Exercise directions - Reproduce these lines word for word, with nothing changed.

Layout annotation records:
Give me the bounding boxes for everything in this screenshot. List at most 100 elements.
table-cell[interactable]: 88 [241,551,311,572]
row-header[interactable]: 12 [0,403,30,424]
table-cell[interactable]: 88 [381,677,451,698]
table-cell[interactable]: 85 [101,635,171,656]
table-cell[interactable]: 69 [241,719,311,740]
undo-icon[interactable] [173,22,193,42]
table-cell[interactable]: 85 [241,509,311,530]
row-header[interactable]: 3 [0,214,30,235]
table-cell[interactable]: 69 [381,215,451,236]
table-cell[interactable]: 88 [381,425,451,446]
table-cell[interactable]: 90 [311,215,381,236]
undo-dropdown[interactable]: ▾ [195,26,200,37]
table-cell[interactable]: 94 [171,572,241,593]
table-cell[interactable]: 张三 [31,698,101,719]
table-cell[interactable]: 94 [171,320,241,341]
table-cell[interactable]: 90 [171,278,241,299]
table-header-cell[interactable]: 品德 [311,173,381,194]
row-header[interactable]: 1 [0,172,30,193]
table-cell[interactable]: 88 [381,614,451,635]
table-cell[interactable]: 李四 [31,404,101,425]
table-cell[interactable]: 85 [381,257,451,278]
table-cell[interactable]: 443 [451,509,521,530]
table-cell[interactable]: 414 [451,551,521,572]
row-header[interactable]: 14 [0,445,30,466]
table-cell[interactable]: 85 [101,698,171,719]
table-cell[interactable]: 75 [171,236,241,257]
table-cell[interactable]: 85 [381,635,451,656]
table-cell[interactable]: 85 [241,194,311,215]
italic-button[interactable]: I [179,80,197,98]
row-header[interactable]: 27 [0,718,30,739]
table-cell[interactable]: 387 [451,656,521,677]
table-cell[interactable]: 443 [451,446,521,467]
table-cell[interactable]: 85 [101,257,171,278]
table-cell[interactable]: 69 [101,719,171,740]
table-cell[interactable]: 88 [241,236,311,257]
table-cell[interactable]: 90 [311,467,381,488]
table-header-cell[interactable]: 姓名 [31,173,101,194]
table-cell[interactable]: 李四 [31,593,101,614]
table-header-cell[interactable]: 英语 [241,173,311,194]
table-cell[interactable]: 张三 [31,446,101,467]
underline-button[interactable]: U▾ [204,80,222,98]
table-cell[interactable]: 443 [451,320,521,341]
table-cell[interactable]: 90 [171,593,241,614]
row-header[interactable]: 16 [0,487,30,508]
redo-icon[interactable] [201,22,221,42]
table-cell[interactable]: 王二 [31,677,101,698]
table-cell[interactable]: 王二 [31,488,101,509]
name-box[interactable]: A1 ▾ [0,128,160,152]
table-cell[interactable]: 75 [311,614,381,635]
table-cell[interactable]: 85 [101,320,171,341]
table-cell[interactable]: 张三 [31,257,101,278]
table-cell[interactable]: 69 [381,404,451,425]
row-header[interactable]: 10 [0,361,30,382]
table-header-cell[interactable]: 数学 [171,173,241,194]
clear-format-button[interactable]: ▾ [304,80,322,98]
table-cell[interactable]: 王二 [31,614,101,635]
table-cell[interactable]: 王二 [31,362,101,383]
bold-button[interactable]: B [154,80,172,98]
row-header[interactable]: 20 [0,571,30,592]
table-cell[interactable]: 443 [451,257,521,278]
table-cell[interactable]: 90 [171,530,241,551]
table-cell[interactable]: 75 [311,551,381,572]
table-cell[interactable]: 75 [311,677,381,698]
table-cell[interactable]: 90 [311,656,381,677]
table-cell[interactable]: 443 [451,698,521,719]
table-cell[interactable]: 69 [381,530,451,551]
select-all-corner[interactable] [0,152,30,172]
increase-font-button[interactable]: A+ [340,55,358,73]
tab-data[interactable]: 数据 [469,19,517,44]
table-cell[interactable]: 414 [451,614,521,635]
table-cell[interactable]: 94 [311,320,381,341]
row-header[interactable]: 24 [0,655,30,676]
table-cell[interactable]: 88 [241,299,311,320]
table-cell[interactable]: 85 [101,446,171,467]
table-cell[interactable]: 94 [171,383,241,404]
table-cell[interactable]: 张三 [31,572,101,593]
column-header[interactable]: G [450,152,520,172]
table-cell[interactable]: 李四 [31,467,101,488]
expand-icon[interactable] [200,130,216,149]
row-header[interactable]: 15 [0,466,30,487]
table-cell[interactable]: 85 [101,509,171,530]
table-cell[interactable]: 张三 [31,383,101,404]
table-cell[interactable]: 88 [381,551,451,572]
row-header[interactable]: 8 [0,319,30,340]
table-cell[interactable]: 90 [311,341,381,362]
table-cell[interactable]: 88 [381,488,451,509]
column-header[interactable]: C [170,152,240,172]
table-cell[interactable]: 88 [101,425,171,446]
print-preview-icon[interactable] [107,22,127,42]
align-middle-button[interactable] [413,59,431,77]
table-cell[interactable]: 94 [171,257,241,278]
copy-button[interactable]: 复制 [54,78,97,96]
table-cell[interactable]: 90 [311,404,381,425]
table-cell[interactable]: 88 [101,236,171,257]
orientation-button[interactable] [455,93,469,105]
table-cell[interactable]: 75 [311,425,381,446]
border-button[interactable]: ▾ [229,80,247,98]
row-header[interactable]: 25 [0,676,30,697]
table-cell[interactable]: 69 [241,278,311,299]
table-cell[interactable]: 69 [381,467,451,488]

Written reply -
Give me the bounding boxes for everything in this screenshot. List at most 100 elements.
table-cell[interactable]: 88 [241,551,311,572]
row-header[interactable]: 12 [0,403,30,424]
table-cell[interactable]: 88 [381,677,451,698]
table-cell[interactable]: 85 [101,635,171,656]
table-cell[interactable]: 69 [241,719,311,740]
undo-icon[interactable] [173,22,193,42]
table-cell[interactable]: 85 [241,509,311,530]
row-header[interactable]: 3 [0,214,30,235]
table-cell[interactable]: 69 [381,215,451,236]
table-cell[interactable]: 88 [381,425,451,446]
table-cell[interactable]: 90 [311,215,381,236]
undo-dropdown[interactable]: ▾ [195,26,200,37]
table-cell[interactable]: 94 [171,572,241,593]
table-cell[interactable]: 张三 [31,698,101,719]
table-cell[interactable]: 94 [171,320,241,341]
table-cell[interactable]: 90 [171,278,241,299]
table-header-cell[interactable]: 品德 [311,173,381,194]
row-header[interactable]: 1 [0,172,30,193]
table-cell[interactable]: 88 [381,614,451,635]
table-cell[interactable]: 李四 [31,404,101,425]
table-cell[interactable]: 85 [381,257,451,278]
table-cell[interactable]: 443 [451,509,521,530]
table-cell[interactable]: 414 [451,551,521,572]
row-header[interactable]: 14 [0,445,30,466]
table-cell[interactable]: 85 [101,698,171,719]
table-cell[interactable]: 75 [171,236,241,257]
table-cell[interactable]: 85 [381,635,451,656]
table-cell[interactable]: 85 [241,194,311,215]
italic-button[interactable]: I [179,80,197,98]
row-header[interactable]: 27 [0,718,30,739]
table-cell[interactable]: 387 [451,656,521,677]
table-cell[interactable]: 443 [451,446,521,467]
table-cell[interactable]: 85 [101,257,171,278]
table-cell[interactable]: 69 [101,719,171,740]
table-cell[interactable]: 88 [241,236,311,257]
table-cell[interactable]: 90 [311,467,381,488]
table-header-cell[interactable]: 姓名 [31,173,101,194]
table-cell[interactable]: 李四 [31,593,101,614]
table-header-cell[interactable]: 英语 [241,173,311,194]
table-cell[interactable]: 张三 [31,446,101,467]
underline-button[interactable]: U▾ [204,80,222,98]
table-cell[interactable]: 443 [451,320,521,341]
table-cell[interactable]: 90 [171,593,241,614]
row-header[interactable]: 16 [0,487,30,508]
redo-icon[interactable] [201,22,221,42]
table-cell[interactable]: 王二 [31,677,101,698]
table-cell[interactable]: 王二 [31,488,101,509]
name-box[interactable]: A1 ▾ [0,128,160,152]
table-cell[interactable]: 75 [311,614,381,635]
table-cell[interactable]: 85 [101,320,171,341]
table-cell[interactable]: 张三 [31,257,101,278]
table-cell[interactable]: 69 [381,404,451,425]
row-header[interactable]: 10 [0,361,30,382]
table-header-cell[interactable]: 数学 [171,173,241,194]
clear-format-button[interactable]: ▾ [304,80,322,98]
table-cell[interactable]: 王二 [31,614,101,635]
table-cell[interactable]: 王二 [31,362,101,383]
bold-button[interactable]: B [154,80,172,98]
row-header[interactable]: 20 [0,571,30,592]
table-cell[interactable]: 443 [451,257,521,278]
table-cell[interactable]: 90 [171,530,241,551]
table-cell[interactable]: 75 [311,551,381,572]
table-cell[interactable]: 75 [311,677,381,698]
table-cell[interactable]: 90 [311,656,381,677]
table-cell[interactable]: 443 [451,698,521,719]
table-cell[interactable]: 69 [381,530,451,551]
select-all-corner[interactable] [0,152,30,172]
increase-font-button[interactable]: A+ [340,55,358,73]
tab-data[interactable]: 数据 [469,19,517,44]
table-cell[interactable]: 414 [451,614,521,635]
table-cell[interactable]: 94 [311,320,381,341]
row-header[interactable]: 24 [0,655,30,676]
table-cell[interactable]: 88 [241,299,311,320]
table-cell[interactable]: 85 [101,446,171,467]
table-cell[interactable]: 94 [171,383,241,404]
table-cell[interactable]: 张三 [31,572,101,593]
column-header[interactable]: G [450,152,520,172]
table-cell[interactable]: 李四 [31,467,101,488]
expand-icon[interactable] [200,130,216,149]
row-header[interactable]: 15 [0,466,30,487]
table-cell[interactable]: 85 [101,509,171,530]
table-cell[interactable]: 张三 [31,383,101,404]
table-cell[interactable]: 88 [381,551,451,572]
row-header[interactable]: 8 [0,319,30,340]
table-cell[interactable]: 90 [311,341,381,362]
table-cell[interactable]: 88 [381,488,451,509]
column-header[interactable]: C [170,152,240,172]
table-cell[interactable]: 88 [101,425,171,446]
print-preview-icon[interactable] [107,22,127,42]
align-middle-button[interactable] [413,59,431,77]
table-cell[interactable]: 94 [171,257,241,278]
copy-button[interactable]: 复制 [54,78,97,96]
table-cell[interactable]: 90 [311,404,381,425]
table-cell[interactable]: 88 [101,236,171,257]
orientation-button[interactable] [455,93,469,105]
table-cell[interactable]: 75 [311,425,381,446]
border-button[interactable]: ▾ [229,80,247,98]
row-header[interactable]: 25 [0,676,30,697]
table-cell[interactable]: 69 [241,278,311,299]
table-cell[interactable]: 69 [381,467,451,488]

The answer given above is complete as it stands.